Exercise objective: Show every line in the records below that contains the word "title".

== Recorded information ==

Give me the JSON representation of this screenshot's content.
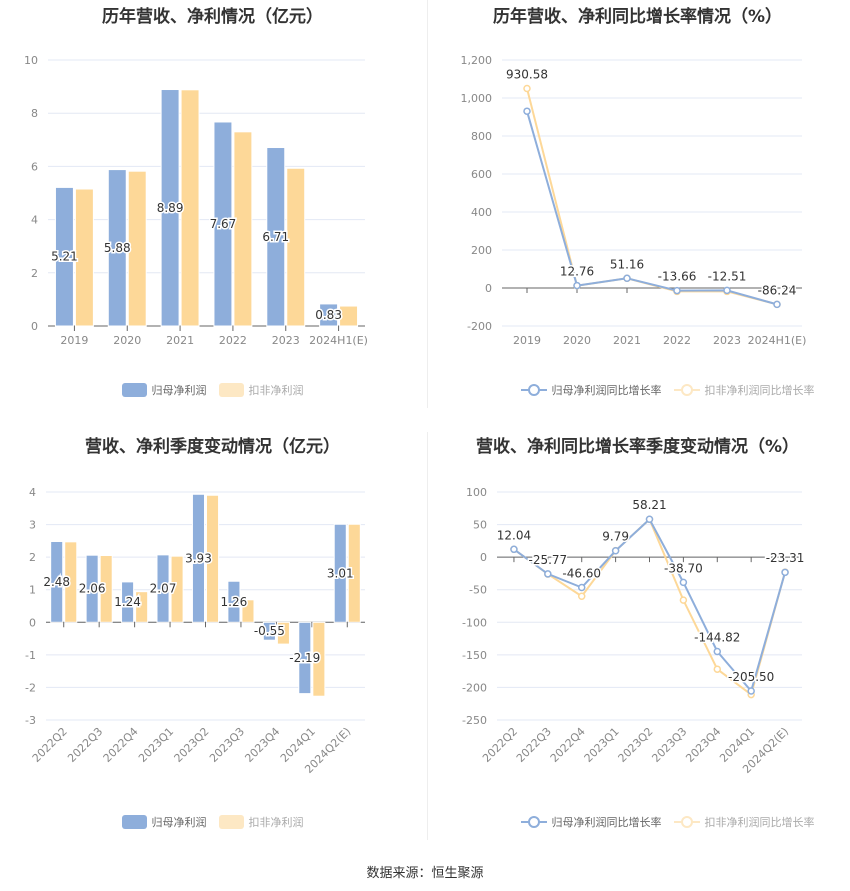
{
  "colors": {
    "series1": "#8eaedb",
    "series2": "#fdd898",
    "series2_legend": "#fde8c4"
  },
  "source": "数据来源：恒生聚源",
  "chart_data": [
    {
      "type": "bar",
      "title": "历年营收、净利情况（亿元）",
      "categories": [
        "2019",
        "2020",
        "2021",
        "2022",
        "2023",
        "2024H1(E)"
      ],
      "ylim": [
        0,
        10
      ],
      "yticks": [
        0,
        2,
        4,
        6,
        8,
        10
      ],
      "grid": true,
      "legend": "bottom",
      "series": [
        {
          "name": "归母净利润",
          "values": [
            5.21,
            5.88,
            8.89,
            7.67,
            6.71,
            0.83
          ],
          "labels": [
            "5.21",
            "5.88",
            "8.89",
            "7.67",
            "6.71",
            "0.83"
          ]
        },
        {
          "name": "扣非净利润",
          "values": [
            5.15,
            5.82,
            8.88,
            7.3,
            5.93,
            0.75
          ]
        }
      ]
    },
    {
      "type": "line",
      "title": "历年营收、净利同比增长率情况（%）",
      "categories": [
        "2019",
        "2020",
        "2021",
        "2022",
        "2023",
        "2024H1(E)"
      ],
      "ylim": [
        -200,
        1200
      ],
      "yticks": [
        -200,
        0,
        200,
        400,
        600,
        800,
        1000,
        1200
      ],
      "ytick_labels": [
        "-200",
        "0",
        "200",
        "400",
        "600",
        "800",
        "1,000",
        "1,200"
      ],
      "grid": true,
      "legend": "bottom",
      "series": [
        {
          "name": "归母净利润同比增长率",
          "values": [
            930.58,
            12.76,
            51.16,
            -13.66,
            -12.51,
            -86.24
          ],
          "labels": [
            "930.58",
            "12.76",
            "51.16",
            "-13.66",
            "-12.51",
            "-86.24"
          ]
        },
        {
          "name": "扣非净利润同比增长率",
          "values": [
            1050,
            12,
            51,
            -18,
            -18,
            -86
          ]
        }
      ]
    },
    {
      "type": "bar",
      "title": "营收、净利季度变动情况（亿元）",
      "categories": [
        "2022Q2",
        "2022Q3",
        "2022Q4",
        "2023Q1",
        "2023Q2",
        "2023Q3",
        "2023Q4",
        "2024Q1",
        "2024Q2(E)"
      ],
      "ylim": [
        -3,
        4
      ],
      "yticks": [
        -3,
        -2,
        -1,
        0,
        1,
        2,
        3,
        4
      ],
      "grid": true,
      "legend": "bottom",
      "series": [
        {
          "name": "归母净利润",
          "values": [
            2.48,
            2.06,
            1.24,
            2.07,
            3.93,
            1.26,
            -0.55,
            -2.19,
            3.01
          ],
          "labels": [
            "2.48",
            "2.06",
            "1.24",
            "2.07",
            "3.93",
            "1.26",
            "-0.55",
            "-2.19",
            "3.01"
          ]
        },
        {
          "name": "扣非净利润",
          "values": [
            2.47,
            2.05,
            0.94,
            2.03,
            3.9,
            0.69,
            -0.67,
            -2.27,
            3.01
          ]
        }
      ]
    },
    {
      "type": "line",
      "title": "营收、净利同比增长率季度变动情况（%）",
      "categories": [
        "2022Q2",
        "2022Q3",
        "2022Q4",
        "2023Q1",
        "2023Q2",
        "2023Q3",
        "2023Q4",
        "2024Q1",
        "2024Q2(E)"
      ],
      "ylim": [
        -250,
        100
      ],
      "yticks": [
        -250,
        -200,
        -150,
        -100,
        -50,
        0,
        50,
        100
      ],
      "grid": true,
      "legend": "bottom",
      "series": [
        {
          "name": "归母净利润同比增长率",
          "values": [
            12.04,
            -25.77,
            -46.6,
            9.79,
            58.21,
            -38.7,
            -144.82,
            -205.5,
            -23.31
          ],
          "labels": [
            "12.04",
            "-25.77",
            "-46.60",
            "9.79",
            "58.21",
            "-38.70",
            "-144.82",
            "-205.50",
            "-23.31"
          ]
        },
        {
          "name": "扣非净利润同比增长率",
          "values": [
            12,
            -26,
            -60,
            10,
            58,
            -66,
            -172,
            -211,
            -23
          ]
        }
      ]
    }
  ]
}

===

Solution:
      "title": "历年营收、净利情况（亿元）",
      "title": "历年营收、净利同比增长率情况（%）",
      "title": "营收、净利季度变动情况（亿元）",
      "title": "营收、净利同比增长率季度变动情况（%）",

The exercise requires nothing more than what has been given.